● EXCERPTED RECORDS:
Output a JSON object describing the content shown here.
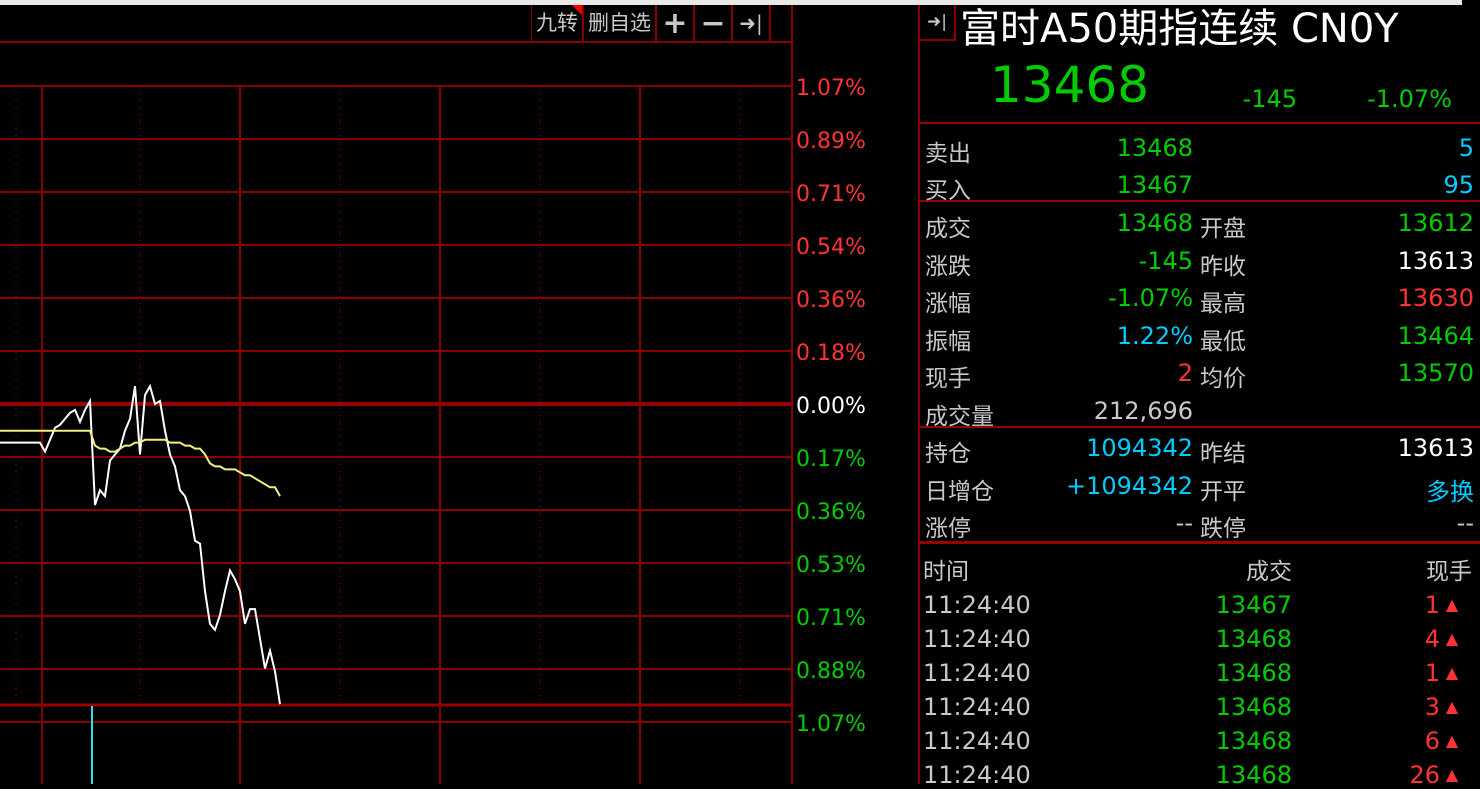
{
  "toolbar": {
    "items": [
      "九转",
      "删自选"
    ],
    "plus_icon": "plus-icon",
    "minus_icon": "minus-icon",
    "expand_icon": "arrow-right-bar-icon"
  },
  "colors": {
    "grid": "#800000",
    "up": "#ff3333",
    "down": "#00cc00",
    "price_line": "#ffffff",
    "avg_line": "#f0f080",
    "volume": "#33ddee",
    "info": "#00ccff"
  },
  "chart_data": {
    "type": "line",
    "y_ticks_up": [
      "1.07%",
      "0.89%",
      "0.71%",
      "0.54%",
      "0.36%",
      "0.18%"
    ],
    "y_tick_zero": "0.00%",
    "y_ticks_down": [
      "0.17%",
      "0.36%",
      "0.53%",
      "0.71%",
      "0.88%",
      "1.07%"
    ],
    "ylim_pct": [
      -1.07,
      1.07
    ],
    "grid": true,
    "series": [
      {
        "role": "price",
        "values_pct": [
          -0.13,
          -0.13,
          -0.13,
          -0.13,
          -0.13,
          -0.13,
          -0.13,
          -0.13,
          -0.13,
          -0.16,
          -0.12,
          -0.08,
          -0.07,
          -0.05,
          -0.03,
          -0.02,
          -0.06,
          -0.02,
          0.01,
          -0.34,
          -0.29,
          -0.31,
          -0.19,
          -0.17,
          -0.15,
          -0.09,
          -0.05,
          0.06,
          -0.17,
          0.03,
          0.06,
          0,
          0.01,
          -0.09,
          -0.17,
          -0.21,
          -0.29,
          -0.31,
          -0.36,
          -0.46,
          -0.47,
          -0.63,
          -0.74,
          -0.76,
          -0.71,
          -0.63,
          -0.56,
          -0.59,
          -0.63,
          -0.74,
          -0.69,
          -0.69,
          -0.79,
          -0.89,
          -0.83,
          -0.9,
          -1.01
        ]
      },
      {
        "role": "average",
        "values_pct": [
          -0.09,
          -0.09,
          -0.09,
          -0.09,
          -0.09,
          -0.09,
          -0.09,
          -0.09,
          -0.09,
          -0.09,
          -0.09,
          -0.09,
          -0.09,
          -0.09,
          -0.09,
          -0.09,
          -0.09,
          -0.09,
          -0.09,
          -0.14,
          -0.15,
          -0.15,
          -0.16,
          -0.16,
          -0.15,
          -0.14,
          -0.14,
          -0.13,
          -0.13,
          -0.12,
          -0.12,
          -0.12,
          -0.12,
          -0.12,
          -0.13,
          -0.13,
          -0.13,
          -0.14,
          -0.14,
          -0.15,
          -0.15,
          -0.17,
          -0.2,
          -0.21,
          -0.21,
          -0.22,
          -0.22,
          -0.22,
          -0.23,
          -0.24,
          -0.24,
          -0.25,
          -0.26,
          -0.27,
          -0.28,
          -0.28,
          -0.31
        ]
      }
    ]
  },
  "quote": {
    "title": "富时A50期指连续 CN0Y",
    "price": "13468",
    "change": "-145",
    "change_pct": "-1.07%",
    "collapse_icon": "arrow-right-bar-icon"
  },
  "orderbook": [
    {
      "label": "卖出",
      "price": "13468",
      "vol": "5"
    },
    {
      "label": "买入",
      "price": "13467",
      "vol": "95"
    }
  ],
  "stats": [
    {
      "l1": "成交",
      "v1": "13468",
      "c1": "g",
      "l2": "开盘",
      "v2": "13612",
      "c2": "g"
    },
    {
      "l1": "涨跌",
      "v1": "-145",
      "c1": "g",
      "l2": "昨收",
      "v2": "13613",
      "c2": "w"
    },
    {
      "l1": "涨幅",
      "v1": "-1.07%",
      "c1": "g",
      "l2": "最高",
      "v2": "13630",
      "c2": "r"
    },
    {
      "l1": "振幅",
      "v1": "1.22%",
      "c1": "c",
      "l2": "最低",
      "v2": "13464",
      "c2": "g"
    },
    {
      "l1": "现手",
      "v1": "2",
      "c1": "r",
      "l2": "均价",
      "v2": "13570",
      "c2": "g"
    },
    {
      "l1": "成交量",
      "v1": "212,696",
      "c1": "gr",
      "l2": "",
      "v2": "",
      "c2": "w"
    }
  ],
  "stats2": [
    {
      "l1": "持仓",
      "v1": "1094342",
      "c1": "c",
      "l2": "昨结",
      "v2": "13613",
      "c2": "w"
    },
    {
      "l1": "日增仓",
      "v1": "+1094342",
      "c1": "c",
      "l2": "开平",
      "v2": "多换",
      "c2": "c"
    },
    {
      "l1": "涨停",
      "v1": "--",
      "c1": "gr",
      "l2": "跌停",
      "v2": "--",
      "c2": "gr"
    }
  ],
  "trades": {
    "headers": [
      "时间",
      "成交",
      "现手"
    ],
    "rows": [
      [
        "11:24:40",
        "13467",
        "1"
      ],
      [
        "11:24:40",
        "13468",
        "4"
      ],
      [
        "11:24:40",
        "13468",
        "1"
      ],
      [
        "11:24:40",
        "13468",
        "3"
      ],
      [
        "11:24:40",
        "13468",
        "6"
      ],
      [
        "11:24:40",
        "13468",
        "26"
      ]
    ]
  }
}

● TASK OBJECTIVE:
Leave every image out, and retype the material exactly.

● THE ANSWER:
Output a JSON object describing the content shown here.
{
  "toolbar": {
    "items": [
      "九转",
      "删自选"
    ],
    "plus_icon": "plus-icon",
    "minus_icon": "minus-icon",
    "expand_icon": "arrow-right-bar-icon"
  },
  "colors": {
    "grid": "#800000",
    "up": "#ff3333",
    "down": "#00cc00",
    "price_line": "#ffffff",
    "avg_line": "#f0f080",
    "volume": "#33ddee",
    "info": "#00ccff"
  },
  "chart_data": {
    "type": "line",
    "y_ticks_up": [
      "1.07%",
      "0.89%",
      "0.71%",
      "0.54%",
      "0.36%",
      "0.18%"
    ],
    "y_tick_zero": "0.00%",
    "y_ticks_down": [
      "0.17%",
      "0.36%",
      "0.53%",
      "0.71%",
      "0.88%",
      "1.07%"
    ],
    "ylim_pct": [
      -1.07,
      1.07
    ],
    "grid": true,
    "series": [
      {
        "role": "price",
        "values_pct": [
          -0.13,
          -0.13,
          -0.13,
          -0.13,
          -0.13,
          -0.13,
          -0.13,
          -0.13,
          -0.13,
          -0.16,
          -0.12,
          -0.08,
          -0.07,
          -0.05,
          -0.03,
          -0.02,
          -0.06,
          -0.02,
          0.01,
          -0.34,
          -0.29,
          -0.31,
          -0.19,
          -0.17,
          -0.15,
          -0.09,
          -0.05,
          0.06,
          -0.17,
          0.03,
          0.06,
          0,
          0.01,
          -0.09,
          -0.17,
          -0.21,
          -0.29,
          -0.31,
          -0.36,
          -0.46,
          -0.47,
          -0.63,
          -0.74,
          -0.76,
          -0.71,
          -0.63,
          -0.56,
          -0.59,
          -0.63,
          -0.74,
          -0.69,
          -0.69,
          -0.79,
          -0.89,
          -0.83,
          -0.9,
          -1.01
        ]
      },
      {
        "role": "average",
        "values_pct": [
          -0.09,
          -0.09,
          -0.09,
          -0.09,
          -0.09,
          -0.09,
          -0.09,
          -0.09,
          -0.09,
          -0.09,
          -0.09,
          -0.09,
          -0.09,
          -0.09,
          -0.09,
          -0.09,
          -0.09,
          -0.09,
          -0.09,
          -0.14,
          -0.15,
          -0.15,
          -0.16,
          -0.16,
          -0.15,
          -0.14,
          -0.14,
          -0.13,
          -0.13,
          -0.12,
          -0.12,
          -0.12,
          -0.12,
          -0.12,
          -0.13,
          -0.13,
          -0.13,
          -0.14,
          -0.14,
          -0.15,
          -0.15,
          -0.17,
          -0.2,
          -0.21,
          -0.21,
          -0.22,
          -0.22,
          -0.22,
          -0.23,
          -0.24,
          -0.24,
          -0.25,
          -0.26,
          -0.27,
          -0.28,
          -0.28,
          -0.31
        ]
      }
    ]
  },
  "quote": {
    "title": "富时A50期指连续 CN0Y",
    "price": "13468",
    "change": "-145",
    "change_pct": "-1.07%",
    "collapse_icon": "arrow-right-bar-icon"
  },
  "orderbook": [
    {
      "label": "卖出",
      "price": "13468",
      "vol": "5"
    },
    {
      "label": "买入",
      "price": "13467",
      "vol": "95"
    }
  ],
  "stats": [
    {
      "l1": "成交",
      "v1": "13468",
      "c1": "g",
      "l2": "开盘",
      "v2": "13612",
      "c2": "g"
    },
    {
      "l1": "涨跌",
      "v1": "-145",
      "c1": "g",
      "l2": "昨收",
      "v2": "13613",
      "c2": "w"
    },
    {
      "l1": "涨幅",
      "v1": "-1.07%",
      "c1": "g",
      "l2": "最高",
      "v2": "13630",
      "c2": "r"
    },
    {
      "l1": "振幅",
      "v1": "1.22%",
      "c1": "c",
      "l2": "最低",
      "v2": "13464",
      "c2": "g"
    },
    {
      "l1": "现手",
      "v1": "2",
      "c1": "r",
      "l2": "均价",
      "v2": "13570",
      "c2": "g"
    },
    {
      "l1": "成交量",
      "v1": "212,696",
      "c1": "gr",
      "l2": "",
      "v2": "",
      "c2": "w"
    }
  ],
  "stats2": [
    {
      "l1": "持仓",
      "v1": "1094342",
      "c1": "c",
      "l2": "昨结",
      "v2": "13613",
      "c2": "w"
    },
    {
      "l1": "日增仓",
      "v1": "+1094342",
      "c1": "c",
      "l2": "开平",
      "v2": "多换",
      "c2": "c"
    },
    {
      "l1": "涨停",
      "v1": "--",
      "c1": "gr",
      "l2": "跌停",
      "v2": "--",
      "c2": "gr"
    }
  ],
  "trades": {
    "headers": [
      "时间",
      "成交",
      "现手"
    ],
    "rows": [
      [
        "11:24:40",
        "13467",
        "1"
      ],
      [
        "11:24:40",
        "13468",
        "4"
      ],
      [
        "11:24:40",
        "13468",
        "1"
      ],
      [
        "11:24:40",
        "13468",
        "3"
      ],
      [
        "11:24:40",
        "13468",
        "6"
      ],
      [
        "11:24:40",
        "13468",
        "26"
      ]
    ]
  }
}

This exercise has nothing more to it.